SHORT PROBLEM: In the data below, locate each line with the word "учета" and list it.

MATERIAL SHOWN:
▼

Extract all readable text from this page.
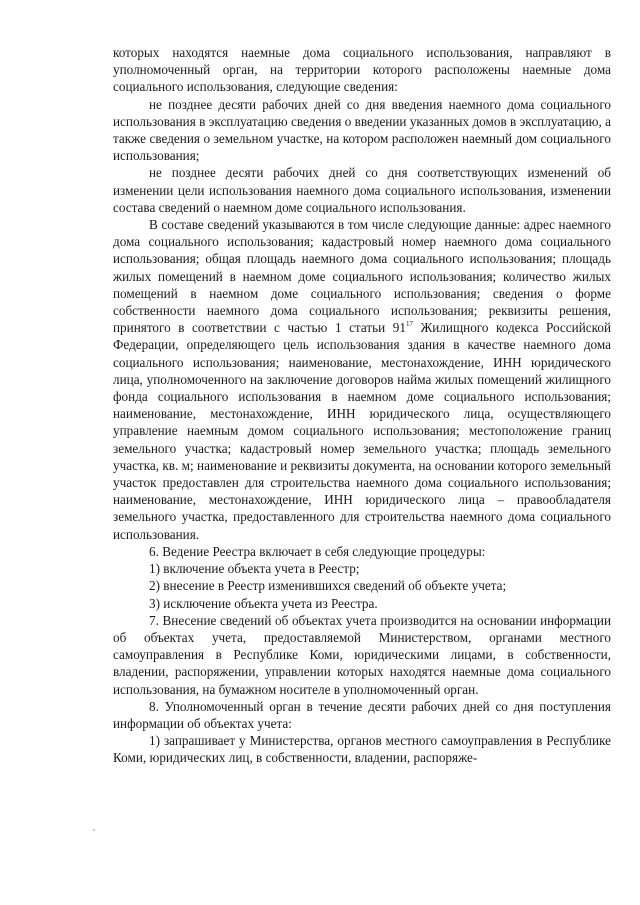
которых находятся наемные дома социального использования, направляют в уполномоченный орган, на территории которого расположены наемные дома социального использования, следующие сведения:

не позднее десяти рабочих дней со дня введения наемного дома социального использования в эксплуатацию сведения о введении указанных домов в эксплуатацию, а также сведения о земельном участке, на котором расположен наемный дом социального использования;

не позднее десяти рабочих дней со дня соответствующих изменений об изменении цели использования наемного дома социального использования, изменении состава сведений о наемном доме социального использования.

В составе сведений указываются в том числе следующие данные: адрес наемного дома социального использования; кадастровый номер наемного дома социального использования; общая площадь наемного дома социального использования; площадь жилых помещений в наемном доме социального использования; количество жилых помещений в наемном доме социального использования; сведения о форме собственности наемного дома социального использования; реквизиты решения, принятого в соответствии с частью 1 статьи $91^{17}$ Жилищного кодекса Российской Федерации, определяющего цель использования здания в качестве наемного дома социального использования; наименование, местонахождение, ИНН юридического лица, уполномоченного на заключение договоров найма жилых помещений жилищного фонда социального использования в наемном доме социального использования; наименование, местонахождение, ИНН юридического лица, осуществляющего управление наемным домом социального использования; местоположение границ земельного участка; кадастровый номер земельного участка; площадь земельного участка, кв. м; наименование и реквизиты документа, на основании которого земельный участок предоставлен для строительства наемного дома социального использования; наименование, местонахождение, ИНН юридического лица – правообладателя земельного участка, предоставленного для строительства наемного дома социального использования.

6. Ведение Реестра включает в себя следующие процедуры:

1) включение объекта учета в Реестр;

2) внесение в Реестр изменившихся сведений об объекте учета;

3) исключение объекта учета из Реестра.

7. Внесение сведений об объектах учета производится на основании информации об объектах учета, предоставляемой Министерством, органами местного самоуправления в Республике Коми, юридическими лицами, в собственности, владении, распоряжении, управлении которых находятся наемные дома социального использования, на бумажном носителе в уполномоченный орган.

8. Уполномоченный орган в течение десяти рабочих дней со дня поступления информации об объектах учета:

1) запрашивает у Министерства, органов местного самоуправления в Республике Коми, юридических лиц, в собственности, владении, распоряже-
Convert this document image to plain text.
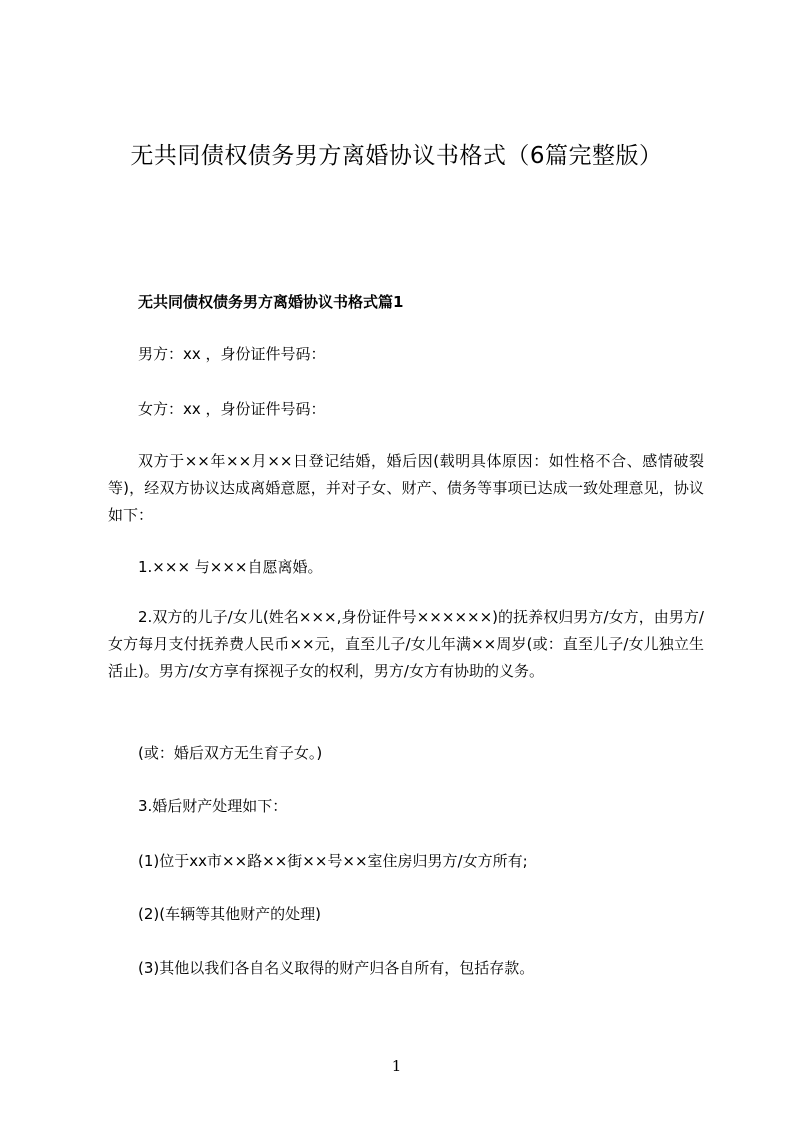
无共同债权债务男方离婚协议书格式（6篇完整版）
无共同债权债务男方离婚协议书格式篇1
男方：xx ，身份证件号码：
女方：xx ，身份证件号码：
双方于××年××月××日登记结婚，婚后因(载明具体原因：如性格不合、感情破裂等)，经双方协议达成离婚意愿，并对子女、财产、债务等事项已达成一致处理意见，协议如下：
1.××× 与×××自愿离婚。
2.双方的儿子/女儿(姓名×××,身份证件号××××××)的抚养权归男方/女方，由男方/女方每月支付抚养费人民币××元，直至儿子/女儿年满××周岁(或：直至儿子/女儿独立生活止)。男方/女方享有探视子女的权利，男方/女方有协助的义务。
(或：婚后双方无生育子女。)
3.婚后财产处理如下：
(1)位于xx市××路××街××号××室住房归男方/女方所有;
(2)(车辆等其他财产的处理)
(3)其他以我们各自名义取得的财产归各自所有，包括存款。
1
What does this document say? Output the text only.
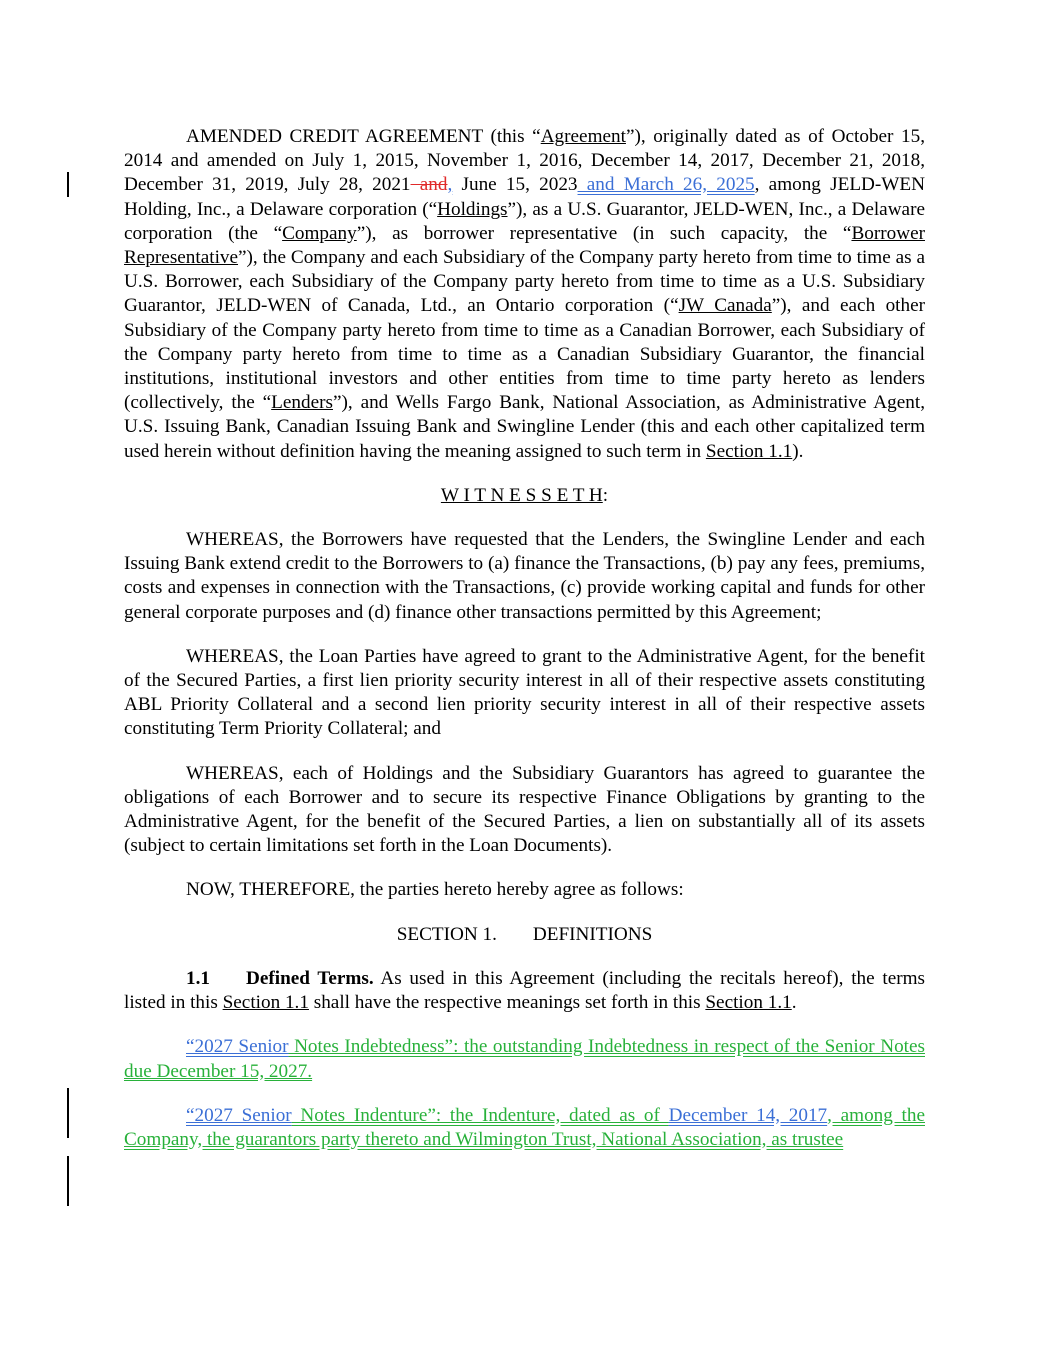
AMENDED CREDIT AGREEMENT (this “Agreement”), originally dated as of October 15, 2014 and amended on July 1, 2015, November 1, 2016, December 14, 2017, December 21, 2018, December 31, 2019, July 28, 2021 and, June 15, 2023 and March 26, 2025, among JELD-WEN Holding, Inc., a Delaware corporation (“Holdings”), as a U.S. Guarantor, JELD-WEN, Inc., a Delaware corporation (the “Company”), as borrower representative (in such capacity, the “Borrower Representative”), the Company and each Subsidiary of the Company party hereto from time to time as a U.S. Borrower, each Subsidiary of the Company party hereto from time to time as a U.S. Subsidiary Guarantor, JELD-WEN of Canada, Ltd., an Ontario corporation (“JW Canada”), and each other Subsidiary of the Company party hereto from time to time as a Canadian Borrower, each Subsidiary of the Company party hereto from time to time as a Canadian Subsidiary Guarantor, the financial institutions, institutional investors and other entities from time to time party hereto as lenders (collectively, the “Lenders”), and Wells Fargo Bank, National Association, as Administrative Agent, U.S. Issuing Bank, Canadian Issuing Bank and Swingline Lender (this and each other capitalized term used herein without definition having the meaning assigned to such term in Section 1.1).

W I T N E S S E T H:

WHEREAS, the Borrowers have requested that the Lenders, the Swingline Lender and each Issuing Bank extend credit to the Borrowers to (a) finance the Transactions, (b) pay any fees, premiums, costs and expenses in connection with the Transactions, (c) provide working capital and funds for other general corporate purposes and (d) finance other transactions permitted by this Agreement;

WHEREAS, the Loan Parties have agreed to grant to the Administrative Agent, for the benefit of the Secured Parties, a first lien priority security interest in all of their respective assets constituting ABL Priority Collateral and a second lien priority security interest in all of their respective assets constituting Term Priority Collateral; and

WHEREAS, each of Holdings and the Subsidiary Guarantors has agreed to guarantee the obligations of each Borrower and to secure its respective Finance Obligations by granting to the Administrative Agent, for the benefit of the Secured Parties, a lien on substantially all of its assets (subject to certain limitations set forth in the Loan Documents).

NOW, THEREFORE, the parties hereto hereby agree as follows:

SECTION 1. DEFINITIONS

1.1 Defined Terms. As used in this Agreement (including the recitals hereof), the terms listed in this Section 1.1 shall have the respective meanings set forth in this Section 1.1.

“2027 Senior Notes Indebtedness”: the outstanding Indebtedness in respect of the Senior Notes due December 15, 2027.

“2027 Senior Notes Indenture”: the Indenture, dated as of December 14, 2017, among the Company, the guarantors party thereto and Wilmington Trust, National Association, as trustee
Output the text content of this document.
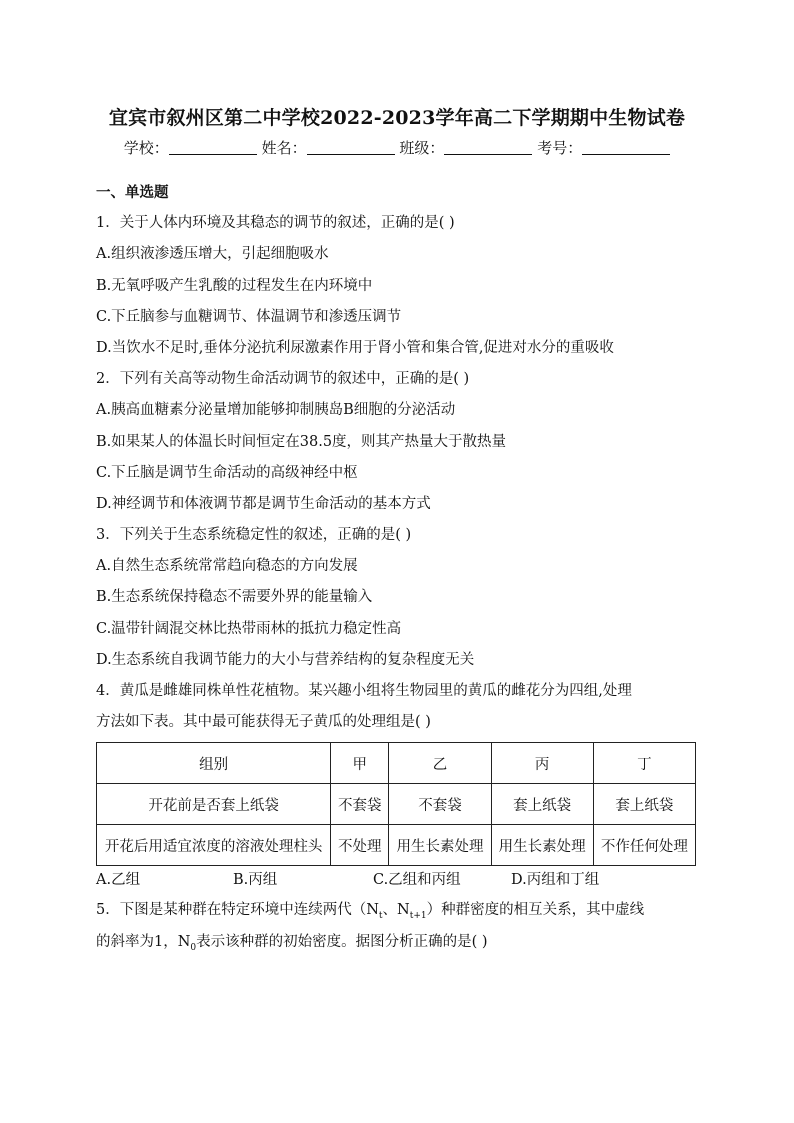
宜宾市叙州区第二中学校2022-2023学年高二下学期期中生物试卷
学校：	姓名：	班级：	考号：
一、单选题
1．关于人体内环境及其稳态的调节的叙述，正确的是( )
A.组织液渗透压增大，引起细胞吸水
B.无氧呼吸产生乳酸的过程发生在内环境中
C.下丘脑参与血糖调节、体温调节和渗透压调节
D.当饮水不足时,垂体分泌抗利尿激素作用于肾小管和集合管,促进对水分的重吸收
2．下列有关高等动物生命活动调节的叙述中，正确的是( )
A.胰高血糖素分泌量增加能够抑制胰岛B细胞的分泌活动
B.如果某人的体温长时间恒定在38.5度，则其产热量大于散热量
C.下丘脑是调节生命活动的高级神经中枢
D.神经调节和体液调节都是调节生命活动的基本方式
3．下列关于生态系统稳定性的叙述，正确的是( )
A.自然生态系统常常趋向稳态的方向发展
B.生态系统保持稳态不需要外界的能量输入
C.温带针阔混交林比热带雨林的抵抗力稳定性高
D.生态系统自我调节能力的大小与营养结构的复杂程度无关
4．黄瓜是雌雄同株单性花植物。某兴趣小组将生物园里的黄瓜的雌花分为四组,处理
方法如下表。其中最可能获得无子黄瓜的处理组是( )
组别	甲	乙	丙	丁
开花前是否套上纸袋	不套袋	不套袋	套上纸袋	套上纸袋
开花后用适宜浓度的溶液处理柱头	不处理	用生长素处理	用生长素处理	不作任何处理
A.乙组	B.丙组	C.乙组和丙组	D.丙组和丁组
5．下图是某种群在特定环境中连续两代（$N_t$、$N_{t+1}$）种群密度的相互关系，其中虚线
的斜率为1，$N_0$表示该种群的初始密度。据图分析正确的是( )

▲

RESPONSE TO THE TASK:
1) включение объекта учета в Реестр;
2) внесение в Реестр изменившихся сведений об объекте учета;
3) исключение объекта учета из Реестра.
7. Внесение сведений об объектах учета производится на основании информации об объектах учета, предоставляемой Министерством, органами местного самоуправления в Республике Коми, юридическими лицами, в собственности, владении, распоряжении, управлении которых находятся наемные дома социального использования, на бумажном носителе в уполномоченный орган.
8. Уполномоченный орган в течение десяти рабочих дней со дня поступления информации об объектах учета:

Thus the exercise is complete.